Begin

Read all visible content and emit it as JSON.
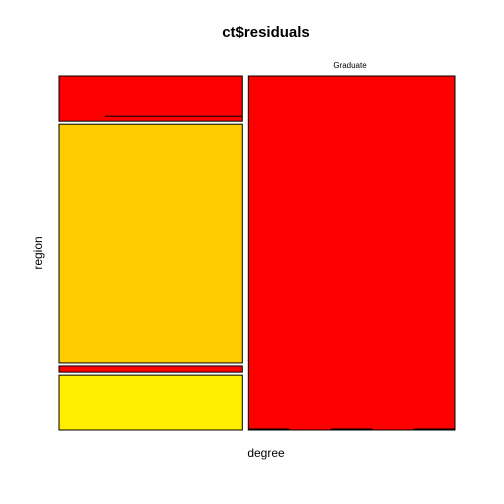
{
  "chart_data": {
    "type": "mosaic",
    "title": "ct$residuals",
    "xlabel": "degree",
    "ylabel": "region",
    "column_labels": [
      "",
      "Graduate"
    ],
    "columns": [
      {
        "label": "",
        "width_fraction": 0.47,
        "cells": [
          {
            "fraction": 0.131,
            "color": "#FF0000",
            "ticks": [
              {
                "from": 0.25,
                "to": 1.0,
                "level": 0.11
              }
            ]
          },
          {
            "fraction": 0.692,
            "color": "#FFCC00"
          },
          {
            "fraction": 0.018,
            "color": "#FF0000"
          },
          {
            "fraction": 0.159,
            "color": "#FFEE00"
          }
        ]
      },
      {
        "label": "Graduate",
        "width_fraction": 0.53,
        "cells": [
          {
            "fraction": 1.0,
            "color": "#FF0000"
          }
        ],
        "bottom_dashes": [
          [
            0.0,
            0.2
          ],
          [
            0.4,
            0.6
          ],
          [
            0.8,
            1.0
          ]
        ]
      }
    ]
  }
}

End
Begin

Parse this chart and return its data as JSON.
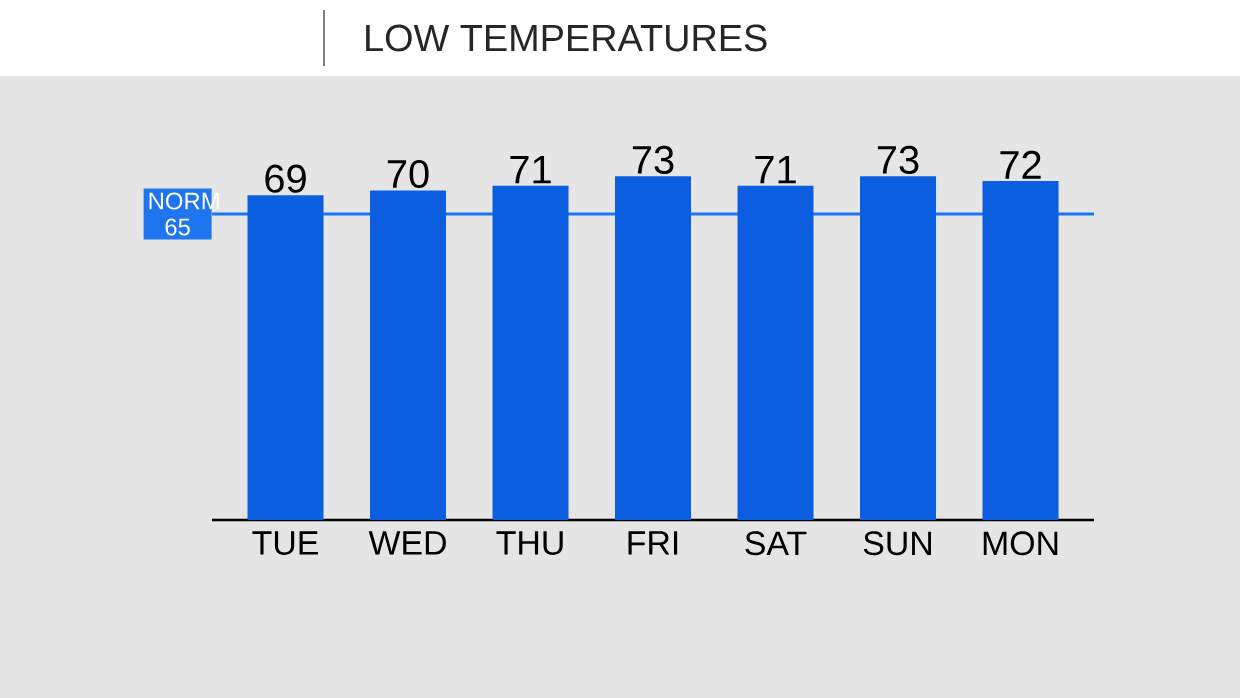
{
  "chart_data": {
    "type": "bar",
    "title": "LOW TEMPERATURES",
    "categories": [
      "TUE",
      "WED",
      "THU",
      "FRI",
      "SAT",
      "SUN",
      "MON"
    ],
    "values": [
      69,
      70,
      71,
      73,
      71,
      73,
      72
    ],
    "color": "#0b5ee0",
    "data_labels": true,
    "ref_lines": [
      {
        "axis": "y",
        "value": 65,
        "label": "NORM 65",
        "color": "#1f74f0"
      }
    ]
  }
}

End

*Your instructions:*
In the entries above, identify each line that includes the string "color", then copy it.

*Response to the exercise:*
            "color": "#FF0000",
            "color": "#FFCC00"
            "color": "#FF0000"
            "color": "#FFEE00"
            "color": "#FF0000"
    "color": "#0b5ee0",
        "color": "#1f74f0"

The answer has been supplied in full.